▶ _The request_
Which lines hold the word "temperature"? Copy each one.

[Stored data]
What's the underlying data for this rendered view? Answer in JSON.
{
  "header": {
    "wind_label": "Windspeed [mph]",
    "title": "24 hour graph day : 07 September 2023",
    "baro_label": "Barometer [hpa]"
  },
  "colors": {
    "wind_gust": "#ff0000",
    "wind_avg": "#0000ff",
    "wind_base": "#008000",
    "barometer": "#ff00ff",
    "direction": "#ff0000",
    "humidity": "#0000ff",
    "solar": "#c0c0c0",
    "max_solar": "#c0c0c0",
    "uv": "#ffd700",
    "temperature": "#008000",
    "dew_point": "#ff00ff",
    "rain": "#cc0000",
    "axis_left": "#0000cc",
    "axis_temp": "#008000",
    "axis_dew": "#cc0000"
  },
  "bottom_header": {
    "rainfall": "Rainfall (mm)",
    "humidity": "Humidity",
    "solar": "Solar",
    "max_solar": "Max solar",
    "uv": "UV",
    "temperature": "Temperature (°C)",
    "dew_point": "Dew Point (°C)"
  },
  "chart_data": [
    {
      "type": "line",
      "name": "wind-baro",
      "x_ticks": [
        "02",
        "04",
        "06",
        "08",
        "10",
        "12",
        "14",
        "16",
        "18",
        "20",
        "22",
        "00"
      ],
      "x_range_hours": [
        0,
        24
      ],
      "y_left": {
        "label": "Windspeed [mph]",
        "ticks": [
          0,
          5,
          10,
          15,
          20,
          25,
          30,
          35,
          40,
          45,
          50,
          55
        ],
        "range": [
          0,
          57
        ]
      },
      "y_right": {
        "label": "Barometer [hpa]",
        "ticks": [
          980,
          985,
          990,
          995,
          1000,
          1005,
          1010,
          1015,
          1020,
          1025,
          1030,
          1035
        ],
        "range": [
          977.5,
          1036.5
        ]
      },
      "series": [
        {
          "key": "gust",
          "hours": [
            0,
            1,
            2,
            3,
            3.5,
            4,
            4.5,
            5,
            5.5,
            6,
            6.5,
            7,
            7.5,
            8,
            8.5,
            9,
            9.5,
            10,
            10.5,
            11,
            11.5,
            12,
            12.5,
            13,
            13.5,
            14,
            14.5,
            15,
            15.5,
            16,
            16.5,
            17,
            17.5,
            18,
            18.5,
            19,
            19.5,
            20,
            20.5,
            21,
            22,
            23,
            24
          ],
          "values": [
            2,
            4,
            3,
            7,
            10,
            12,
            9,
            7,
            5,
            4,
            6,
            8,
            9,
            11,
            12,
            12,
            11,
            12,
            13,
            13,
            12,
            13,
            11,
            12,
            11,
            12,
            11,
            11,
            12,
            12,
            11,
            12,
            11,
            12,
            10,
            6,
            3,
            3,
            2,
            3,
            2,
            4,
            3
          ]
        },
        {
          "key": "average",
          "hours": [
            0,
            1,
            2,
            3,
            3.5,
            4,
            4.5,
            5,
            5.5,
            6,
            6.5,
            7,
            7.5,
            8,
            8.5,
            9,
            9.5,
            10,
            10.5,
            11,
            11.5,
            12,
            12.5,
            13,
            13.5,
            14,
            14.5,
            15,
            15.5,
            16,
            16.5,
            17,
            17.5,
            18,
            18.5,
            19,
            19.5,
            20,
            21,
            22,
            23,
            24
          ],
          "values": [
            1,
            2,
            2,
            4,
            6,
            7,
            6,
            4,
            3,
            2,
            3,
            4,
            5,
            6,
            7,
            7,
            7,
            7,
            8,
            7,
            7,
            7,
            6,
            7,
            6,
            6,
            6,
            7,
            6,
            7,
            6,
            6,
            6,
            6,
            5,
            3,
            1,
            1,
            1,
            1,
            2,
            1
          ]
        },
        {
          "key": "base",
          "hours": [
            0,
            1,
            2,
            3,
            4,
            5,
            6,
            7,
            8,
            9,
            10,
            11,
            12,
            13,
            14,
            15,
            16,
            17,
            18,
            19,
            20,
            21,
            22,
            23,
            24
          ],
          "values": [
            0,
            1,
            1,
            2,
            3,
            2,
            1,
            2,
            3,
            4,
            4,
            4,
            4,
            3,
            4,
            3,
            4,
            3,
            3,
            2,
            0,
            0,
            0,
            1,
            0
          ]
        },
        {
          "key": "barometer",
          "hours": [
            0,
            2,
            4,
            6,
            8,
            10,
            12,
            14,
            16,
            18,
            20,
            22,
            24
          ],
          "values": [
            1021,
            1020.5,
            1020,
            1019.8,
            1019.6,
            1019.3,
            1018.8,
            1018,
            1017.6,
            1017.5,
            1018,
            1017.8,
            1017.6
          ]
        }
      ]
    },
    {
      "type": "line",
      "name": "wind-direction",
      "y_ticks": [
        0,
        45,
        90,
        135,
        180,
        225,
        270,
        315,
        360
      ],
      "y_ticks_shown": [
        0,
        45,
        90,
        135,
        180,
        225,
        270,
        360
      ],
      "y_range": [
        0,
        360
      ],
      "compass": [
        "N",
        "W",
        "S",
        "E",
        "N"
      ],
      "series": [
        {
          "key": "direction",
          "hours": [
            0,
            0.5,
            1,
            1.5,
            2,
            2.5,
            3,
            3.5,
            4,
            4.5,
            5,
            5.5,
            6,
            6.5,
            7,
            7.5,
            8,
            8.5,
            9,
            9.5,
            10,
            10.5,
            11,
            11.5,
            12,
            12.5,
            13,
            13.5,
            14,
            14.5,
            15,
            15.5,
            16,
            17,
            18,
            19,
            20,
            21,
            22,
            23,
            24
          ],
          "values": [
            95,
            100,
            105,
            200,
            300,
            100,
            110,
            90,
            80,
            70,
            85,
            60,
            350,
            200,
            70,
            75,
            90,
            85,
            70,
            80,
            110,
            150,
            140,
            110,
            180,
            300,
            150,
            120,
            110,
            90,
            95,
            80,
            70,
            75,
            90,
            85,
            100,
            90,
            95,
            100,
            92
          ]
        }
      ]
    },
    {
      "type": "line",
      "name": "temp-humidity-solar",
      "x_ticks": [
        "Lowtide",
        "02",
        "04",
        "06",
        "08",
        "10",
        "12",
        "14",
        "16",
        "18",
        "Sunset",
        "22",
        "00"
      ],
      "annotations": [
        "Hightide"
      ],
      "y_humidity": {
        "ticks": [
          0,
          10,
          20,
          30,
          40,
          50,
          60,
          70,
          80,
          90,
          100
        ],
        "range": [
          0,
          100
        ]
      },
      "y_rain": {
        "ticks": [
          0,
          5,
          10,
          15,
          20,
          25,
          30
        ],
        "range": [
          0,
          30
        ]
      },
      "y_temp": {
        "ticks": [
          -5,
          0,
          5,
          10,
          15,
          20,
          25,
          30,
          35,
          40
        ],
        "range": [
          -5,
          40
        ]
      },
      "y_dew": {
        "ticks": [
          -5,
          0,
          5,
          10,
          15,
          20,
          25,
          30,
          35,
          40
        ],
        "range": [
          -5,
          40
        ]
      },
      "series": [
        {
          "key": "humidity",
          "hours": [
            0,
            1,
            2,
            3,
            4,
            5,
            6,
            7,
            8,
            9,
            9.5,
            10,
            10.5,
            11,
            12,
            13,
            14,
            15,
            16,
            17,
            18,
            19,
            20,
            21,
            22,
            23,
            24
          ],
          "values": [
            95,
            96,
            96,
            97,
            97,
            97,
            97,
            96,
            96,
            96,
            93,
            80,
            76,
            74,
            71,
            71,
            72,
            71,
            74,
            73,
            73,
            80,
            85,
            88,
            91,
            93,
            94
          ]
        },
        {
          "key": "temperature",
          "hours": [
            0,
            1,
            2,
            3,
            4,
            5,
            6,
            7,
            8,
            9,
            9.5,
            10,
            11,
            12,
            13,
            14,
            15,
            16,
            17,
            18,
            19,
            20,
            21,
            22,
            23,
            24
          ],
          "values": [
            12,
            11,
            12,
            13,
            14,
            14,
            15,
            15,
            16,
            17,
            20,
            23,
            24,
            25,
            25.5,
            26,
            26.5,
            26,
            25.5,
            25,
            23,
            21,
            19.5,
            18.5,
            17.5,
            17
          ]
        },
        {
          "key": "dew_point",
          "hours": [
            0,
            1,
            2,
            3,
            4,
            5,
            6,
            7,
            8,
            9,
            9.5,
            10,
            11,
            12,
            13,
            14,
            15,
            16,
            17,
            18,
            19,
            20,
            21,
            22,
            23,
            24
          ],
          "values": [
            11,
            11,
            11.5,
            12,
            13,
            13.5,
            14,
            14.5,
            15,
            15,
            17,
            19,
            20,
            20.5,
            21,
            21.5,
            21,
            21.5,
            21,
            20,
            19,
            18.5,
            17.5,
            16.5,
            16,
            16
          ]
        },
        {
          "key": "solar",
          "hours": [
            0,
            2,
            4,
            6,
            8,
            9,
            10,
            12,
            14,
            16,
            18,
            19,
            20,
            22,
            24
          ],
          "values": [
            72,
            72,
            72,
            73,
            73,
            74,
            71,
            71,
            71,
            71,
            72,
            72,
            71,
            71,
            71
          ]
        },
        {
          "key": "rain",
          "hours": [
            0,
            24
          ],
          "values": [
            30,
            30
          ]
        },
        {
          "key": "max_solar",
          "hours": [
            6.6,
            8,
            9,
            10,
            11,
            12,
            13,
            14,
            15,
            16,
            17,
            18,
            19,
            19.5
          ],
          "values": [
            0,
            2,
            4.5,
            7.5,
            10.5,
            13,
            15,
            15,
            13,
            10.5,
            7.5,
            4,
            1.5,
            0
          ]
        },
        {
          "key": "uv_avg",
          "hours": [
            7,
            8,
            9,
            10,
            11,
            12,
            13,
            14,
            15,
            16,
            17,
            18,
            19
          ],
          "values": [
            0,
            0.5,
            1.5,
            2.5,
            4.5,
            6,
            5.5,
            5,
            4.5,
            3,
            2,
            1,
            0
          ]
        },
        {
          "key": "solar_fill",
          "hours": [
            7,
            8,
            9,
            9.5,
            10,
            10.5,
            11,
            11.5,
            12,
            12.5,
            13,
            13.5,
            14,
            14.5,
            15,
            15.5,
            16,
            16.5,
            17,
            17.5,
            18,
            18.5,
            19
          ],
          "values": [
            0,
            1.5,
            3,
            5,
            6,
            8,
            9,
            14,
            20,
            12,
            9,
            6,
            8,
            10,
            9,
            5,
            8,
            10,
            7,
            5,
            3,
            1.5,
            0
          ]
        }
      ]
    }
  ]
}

▶ _Response for this exercise_
    "temperature": "#008000",
    "temperature": "Temperature (°C)",
          "key": "temperature",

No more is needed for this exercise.